== Yapılacak Alıştırmalar ==
A. Masonlarla ilgili metne göre aşağıdaki soruları yanıtlayınız:
(i) Kurulan farklı tarikatlar gerçekte ve görünüşte nasıldır?
(ii) Liderlik yerine ne tür bir üst yapı şekillendirilmiştir?
(iii) Mason localarının sembolü nedir ve bu logo neyi simgeler?
B. Masonlarla ilgili metne göre liderlik yerine konsey türü bir üst yapının şekillendirilmesinin sonucu neydi? Bir ile üç cümle arasında açıklayınız.
C. Masonlarla ilgili metni kaldığı yerden sürdürünüz.

== Verilen Metin ==
━━━━━━━━━━━━━━━━━━━━━━━━━━━━━━

Zaman içerisinde Gerçekte kendilerine bağlı fakat görünüşte bağımsızmış gibi farklı tarikatlar kurmuş böylece dışarıdan müdahale edilmesi ve anlaşılması zor hale gelen bir taktikle daha da karmaşık yapılanma şekli uygulamışlardır.
Karmaşık örgütlenme yapılarının gereği kontrolü sağlamak için farklı ve çok katı hiyerarşik bir yapı ve sistem geliştirmişlerdir. Örneğin liderlik yerine konsey türü bir üst yapı şekillendirilmiş böylelikle hem lideri belli olmayan hem de nesiller boyu ve yüzyıllarca sürecek gizli ve karmaşık bir örgütlenme modelini oluşturmuşlardı.
Bu gizli ve gizemli yapı artık günümüzde yasal bir örgütlenme serbestliğine kavuşmuş ve sivil toplum örgüttü olarak ülkemizde ve dünyanı birçok ülkesinde faaliyet göstermektedirler
Ülkemizde hür ve kabul edilmiş mason locası olarak faaliyet gösteren mason localarının sembolü pergel ve gönyedir, bu logo duvarcı ustaları loncasını simgeler.
Devam edecek
Serhat Bingöl 28/01/2014
YORUMLAR
Gerçekten çok süper bir yazı tebrik ederim. Aslında yazıdan da öte maalesef gerçekler
saygılar sunarım
Merak ediyorum,
ülkemizde kimler kayıtlıdır bu örgüte?
Hangi TÜSİAD üyeleri?
Çok ilginç ve etkileyici bir çalışma.
Masonlar hakkında bilgimiz vardı ama,
tarihçelerini bilmiyorduk.
Öğrenmiş olduk sayenizde.
Güzeldi.

━━━━━━━━━━━━━━━━━━━━━━━━━━━━━━

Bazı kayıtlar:
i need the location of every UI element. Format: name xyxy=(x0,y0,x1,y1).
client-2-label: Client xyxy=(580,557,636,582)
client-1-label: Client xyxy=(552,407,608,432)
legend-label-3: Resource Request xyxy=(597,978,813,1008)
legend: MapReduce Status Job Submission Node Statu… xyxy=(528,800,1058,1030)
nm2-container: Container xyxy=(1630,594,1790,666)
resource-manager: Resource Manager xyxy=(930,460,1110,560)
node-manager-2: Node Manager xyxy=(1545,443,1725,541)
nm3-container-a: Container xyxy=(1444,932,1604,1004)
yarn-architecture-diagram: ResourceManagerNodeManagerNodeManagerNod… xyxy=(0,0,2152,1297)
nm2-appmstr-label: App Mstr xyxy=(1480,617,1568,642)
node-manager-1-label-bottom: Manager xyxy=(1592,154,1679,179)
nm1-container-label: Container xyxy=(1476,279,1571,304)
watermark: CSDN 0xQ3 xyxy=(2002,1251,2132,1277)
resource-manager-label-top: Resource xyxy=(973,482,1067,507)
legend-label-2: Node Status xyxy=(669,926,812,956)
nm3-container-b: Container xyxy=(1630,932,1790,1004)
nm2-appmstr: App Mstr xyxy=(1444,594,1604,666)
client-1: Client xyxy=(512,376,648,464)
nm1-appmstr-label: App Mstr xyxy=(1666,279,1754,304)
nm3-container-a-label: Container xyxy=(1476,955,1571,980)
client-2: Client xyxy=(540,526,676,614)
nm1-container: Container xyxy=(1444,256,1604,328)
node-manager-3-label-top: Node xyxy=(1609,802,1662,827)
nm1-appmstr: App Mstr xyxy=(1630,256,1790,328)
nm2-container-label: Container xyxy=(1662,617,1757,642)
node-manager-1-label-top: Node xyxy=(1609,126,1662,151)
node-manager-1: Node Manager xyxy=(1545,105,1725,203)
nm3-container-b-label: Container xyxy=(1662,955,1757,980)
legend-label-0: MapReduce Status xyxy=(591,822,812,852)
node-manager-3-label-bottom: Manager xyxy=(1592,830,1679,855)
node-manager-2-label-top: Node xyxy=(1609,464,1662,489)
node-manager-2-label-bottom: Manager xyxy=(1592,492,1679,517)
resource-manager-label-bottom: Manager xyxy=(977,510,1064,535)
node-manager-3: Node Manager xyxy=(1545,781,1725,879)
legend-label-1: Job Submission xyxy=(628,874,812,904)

━━━━━━━━━━━━━━━━━━━━━━━━━━━━━━

== Görevlere Göre Yanıtlar ==
A.
(i) Gerçekte kendilerine bağlıdır, görünüşte ise bağımsızmış gibidir.
(ii) Konsey türü bir üst yapı şekillendirilmiştir.
(iii) Sembol pergel ve gönyedir; bu logo duvarcı ustaları loncasını simgeler.

B. Bu sayede hem lideri belli olmayan hem de nesiller boyu ve yüzyıllarca sürecek gizli ve karmaşık bir örgütlenme modeli oluşturulmuştur. Bu yapı, karmaşık örgütlenmenin gereği olarak kontrolü sağlamak amacıyla geliştirilen katı hiyerarşik sistemin bir parçasıdır.

C.
Serhat BİNGÖL
Değerli dostum Gökhan
Uzun yılardır ilgi duyduğum bu dış güçler meselesiyle ilgili okuduğum kitaplardan edindiğim, yüzlerce binlerce bilginin birçoğunu takdir edersin ki yazıya aktarma şansı yoktu. Dolayısıyla öğrendiklerimin önemli bir bölümünü eleyerek olabildiğince özet olarak anlatmaya çalışıyorum. Yoksa tamamını değil sadece daha geniş bir özet olarak bile yazıya aktarsam emin olun aylarca sürecek yazı dizisi oluşur.
Yakın tarihimizde ve günümüzde İnsanı şok eden ne olaylar var ki bize çok masum gösterilip yutturulmaya çalışılan, savaşlar, darbeler, ülkelerde yaşanan iç çatışmalar, vesaire bir sürü kurmaca oyunlar, inanamazsınız.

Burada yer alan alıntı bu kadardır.